• [Given exercise]: Scan each line of the records for the word "size" and extract the ones that have it.

• [Raw records]:
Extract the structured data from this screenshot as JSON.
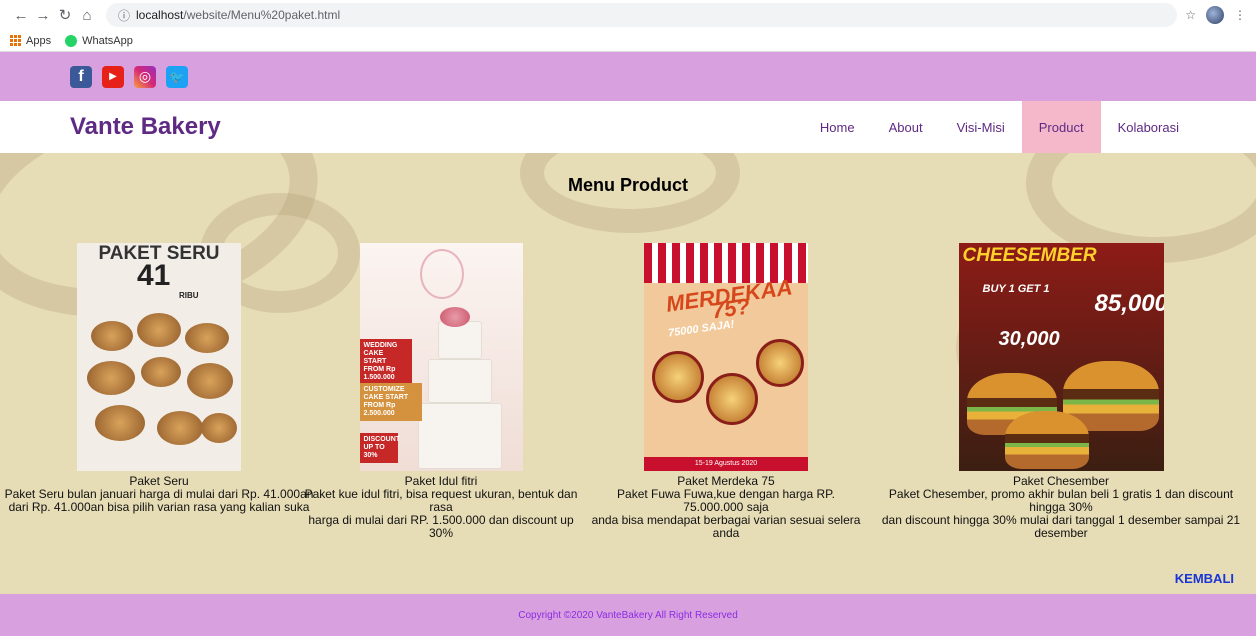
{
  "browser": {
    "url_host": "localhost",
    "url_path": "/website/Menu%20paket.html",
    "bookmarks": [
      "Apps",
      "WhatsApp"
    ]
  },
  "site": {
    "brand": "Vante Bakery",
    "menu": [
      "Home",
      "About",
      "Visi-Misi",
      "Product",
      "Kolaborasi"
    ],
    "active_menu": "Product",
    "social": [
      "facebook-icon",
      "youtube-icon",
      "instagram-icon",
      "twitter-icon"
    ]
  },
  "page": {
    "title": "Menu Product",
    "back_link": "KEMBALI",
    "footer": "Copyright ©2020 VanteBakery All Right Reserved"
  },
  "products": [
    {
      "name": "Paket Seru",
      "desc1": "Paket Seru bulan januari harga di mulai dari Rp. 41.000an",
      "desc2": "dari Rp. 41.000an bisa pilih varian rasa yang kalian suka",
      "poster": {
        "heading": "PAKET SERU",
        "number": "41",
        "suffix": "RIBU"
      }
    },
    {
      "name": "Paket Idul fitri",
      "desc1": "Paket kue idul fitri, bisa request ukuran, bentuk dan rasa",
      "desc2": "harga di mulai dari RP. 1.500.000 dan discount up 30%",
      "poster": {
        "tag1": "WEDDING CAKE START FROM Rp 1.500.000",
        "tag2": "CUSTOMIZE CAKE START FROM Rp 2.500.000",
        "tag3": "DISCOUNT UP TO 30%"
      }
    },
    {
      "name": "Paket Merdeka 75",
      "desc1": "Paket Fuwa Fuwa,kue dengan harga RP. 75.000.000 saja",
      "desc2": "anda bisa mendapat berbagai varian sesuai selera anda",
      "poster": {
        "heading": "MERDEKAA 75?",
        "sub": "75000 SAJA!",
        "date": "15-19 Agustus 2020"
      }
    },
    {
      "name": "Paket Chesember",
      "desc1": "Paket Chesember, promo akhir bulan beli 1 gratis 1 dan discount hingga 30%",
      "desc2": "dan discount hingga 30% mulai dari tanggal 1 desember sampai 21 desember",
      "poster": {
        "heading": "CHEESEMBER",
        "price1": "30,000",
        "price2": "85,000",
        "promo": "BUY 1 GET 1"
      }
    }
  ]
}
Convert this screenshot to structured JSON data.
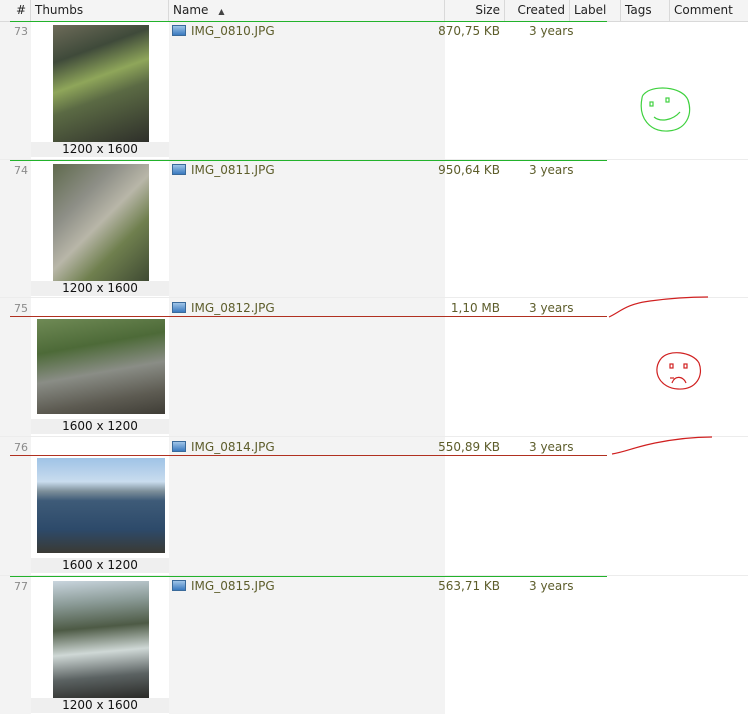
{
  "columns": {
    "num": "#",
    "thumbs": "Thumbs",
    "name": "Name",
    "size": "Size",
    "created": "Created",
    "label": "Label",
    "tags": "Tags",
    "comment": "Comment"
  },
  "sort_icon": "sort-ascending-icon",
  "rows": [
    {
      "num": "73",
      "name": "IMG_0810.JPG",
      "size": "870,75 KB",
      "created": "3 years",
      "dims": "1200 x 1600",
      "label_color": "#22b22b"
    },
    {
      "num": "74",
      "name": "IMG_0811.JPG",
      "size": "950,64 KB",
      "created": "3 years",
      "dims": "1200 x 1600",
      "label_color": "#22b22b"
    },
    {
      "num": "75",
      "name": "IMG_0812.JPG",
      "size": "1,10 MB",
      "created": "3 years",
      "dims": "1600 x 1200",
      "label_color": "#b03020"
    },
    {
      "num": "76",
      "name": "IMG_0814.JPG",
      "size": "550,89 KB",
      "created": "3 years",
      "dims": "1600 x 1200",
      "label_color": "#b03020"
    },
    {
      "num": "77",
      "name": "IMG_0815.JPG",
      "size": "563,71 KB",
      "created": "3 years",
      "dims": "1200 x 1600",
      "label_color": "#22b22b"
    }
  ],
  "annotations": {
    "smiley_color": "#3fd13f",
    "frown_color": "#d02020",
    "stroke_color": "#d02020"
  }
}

• [Task output]:
    "size": "Size",
      "size": "870,75 KB",
      "size": "950,64 KB",
      "size": "1,10 MB",
      "size": "550,89 KB",
      "size": "563,71 KB",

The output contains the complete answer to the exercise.